■ Given records ■

%%

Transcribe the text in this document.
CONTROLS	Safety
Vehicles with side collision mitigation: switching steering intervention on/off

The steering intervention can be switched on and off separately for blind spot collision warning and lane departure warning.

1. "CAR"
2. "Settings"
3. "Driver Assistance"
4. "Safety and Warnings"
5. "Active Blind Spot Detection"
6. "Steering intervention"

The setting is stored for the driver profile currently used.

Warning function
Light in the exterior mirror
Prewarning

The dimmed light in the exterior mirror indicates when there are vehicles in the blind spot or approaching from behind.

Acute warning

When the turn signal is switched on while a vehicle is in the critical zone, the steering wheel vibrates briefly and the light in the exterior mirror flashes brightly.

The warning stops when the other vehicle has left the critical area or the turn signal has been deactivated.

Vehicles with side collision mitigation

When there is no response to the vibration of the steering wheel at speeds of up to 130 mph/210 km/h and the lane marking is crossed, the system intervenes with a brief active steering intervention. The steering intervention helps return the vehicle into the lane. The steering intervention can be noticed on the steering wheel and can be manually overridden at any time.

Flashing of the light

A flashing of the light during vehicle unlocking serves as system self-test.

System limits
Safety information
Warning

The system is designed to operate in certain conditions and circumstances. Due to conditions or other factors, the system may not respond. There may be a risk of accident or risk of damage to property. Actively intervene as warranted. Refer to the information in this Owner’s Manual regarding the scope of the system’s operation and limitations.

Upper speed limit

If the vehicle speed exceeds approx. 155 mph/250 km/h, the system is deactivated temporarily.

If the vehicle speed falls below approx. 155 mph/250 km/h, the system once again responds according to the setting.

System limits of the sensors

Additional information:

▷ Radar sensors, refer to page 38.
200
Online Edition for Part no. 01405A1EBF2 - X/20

%%

■ Task objective ■
Count the lines of the data that contain the string "Safety", and reply with that number alone.

■ Output ■
3